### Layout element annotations

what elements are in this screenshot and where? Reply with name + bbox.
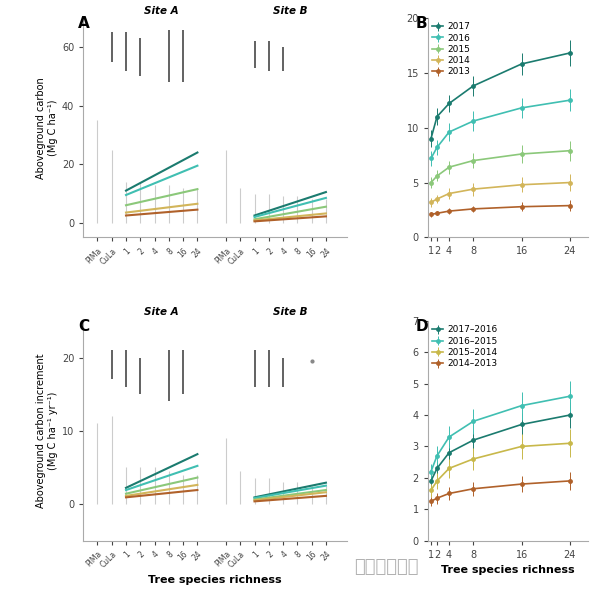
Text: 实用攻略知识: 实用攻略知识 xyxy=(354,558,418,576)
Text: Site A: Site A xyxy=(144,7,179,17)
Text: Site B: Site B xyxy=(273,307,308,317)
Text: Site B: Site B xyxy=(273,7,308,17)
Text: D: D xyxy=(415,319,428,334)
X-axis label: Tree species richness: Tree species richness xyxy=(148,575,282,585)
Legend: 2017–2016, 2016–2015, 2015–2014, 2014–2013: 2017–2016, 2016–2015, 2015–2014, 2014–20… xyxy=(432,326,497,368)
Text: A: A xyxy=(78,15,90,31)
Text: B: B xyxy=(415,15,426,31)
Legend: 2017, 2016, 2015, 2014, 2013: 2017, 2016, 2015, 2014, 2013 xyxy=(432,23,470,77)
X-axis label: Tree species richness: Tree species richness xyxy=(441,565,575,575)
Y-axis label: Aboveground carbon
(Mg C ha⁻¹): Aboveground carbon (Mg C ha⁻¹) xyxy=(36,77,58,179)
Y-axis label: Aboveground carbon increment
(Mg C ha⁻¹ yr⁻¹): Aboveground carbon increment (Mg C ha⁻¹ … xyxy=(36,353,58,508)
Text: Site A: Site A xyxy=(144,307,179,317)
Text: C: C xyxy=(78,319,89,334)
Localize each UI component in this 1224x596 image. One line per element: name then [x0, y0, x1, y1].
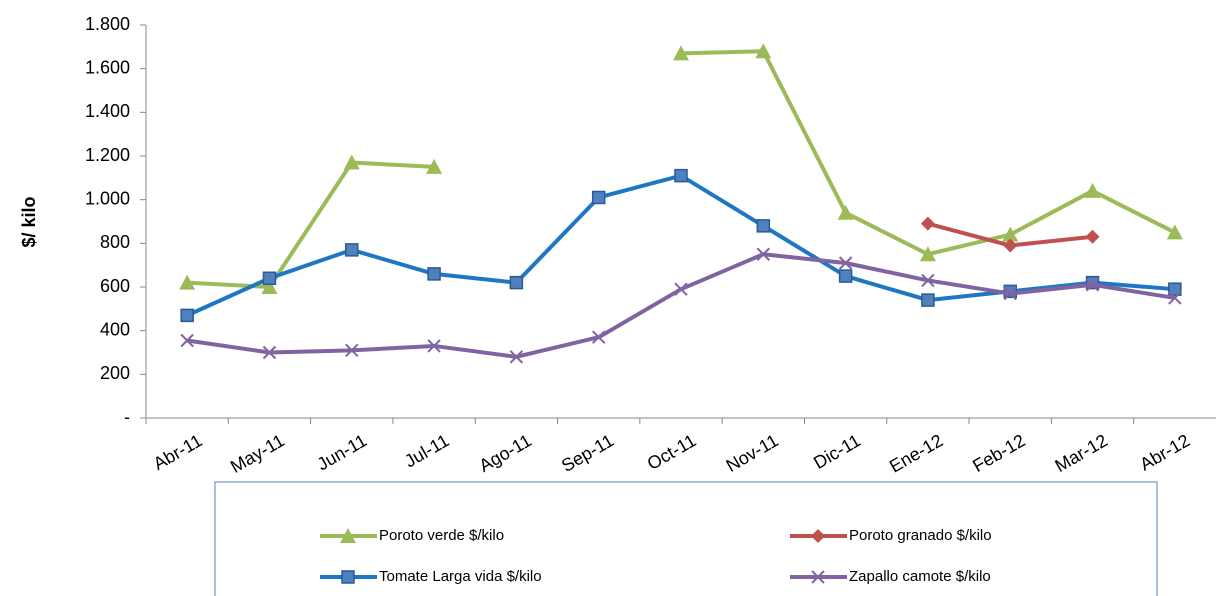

### Work to be completed
Copy the data from the beginning through the line containing "Y-axis label: Aboveground carbon increment", including that line. Leave out the pictures.

### Response to this exercise
what elements are in this screenshot and where? Reply with name + bbox.
Text: 实用攻略知识: 实用攻略知识 xyxy=(354,558,418,576)
Text: Site A: Site A xyxy=(144,7,179,17)
Text: Site B: Site B xyxy=(273,307,308,317)
Text: Site B: Site B xyxy=(273,7,308,17)
Text: D: D xyxy=(415,319,428,334)
X-axis label: Tree species richness: Tree species richness xyxy=(148,575,282,585)
Legend: 2017–2016, 2016–2015, 2015–2014, 2014–2013: 2017–2016, 2016–2015, 2015–2014, 2014–20… xyxy=(432,326,497,368)
Text: A: A xyxy=(78,15,90,31)
Text: B: B xyxy=(415,15,426,31)
Legend: 2017, 2016, 2015, 2014, 2013: 2017, 2016, 2015, 2014, 2013 xyxy=(432,23,470,77)
X-axis label: Tree species richness: Tree species richness xyxy=(441,565,575,575)
Y-axis label: Aboveground carbon
(Mg C ha⁻¹): Aboveground carbon (Mg C ha⁻¹) xyxy=(36,77,58,179)
Y-axis label: Aboveground carbon increment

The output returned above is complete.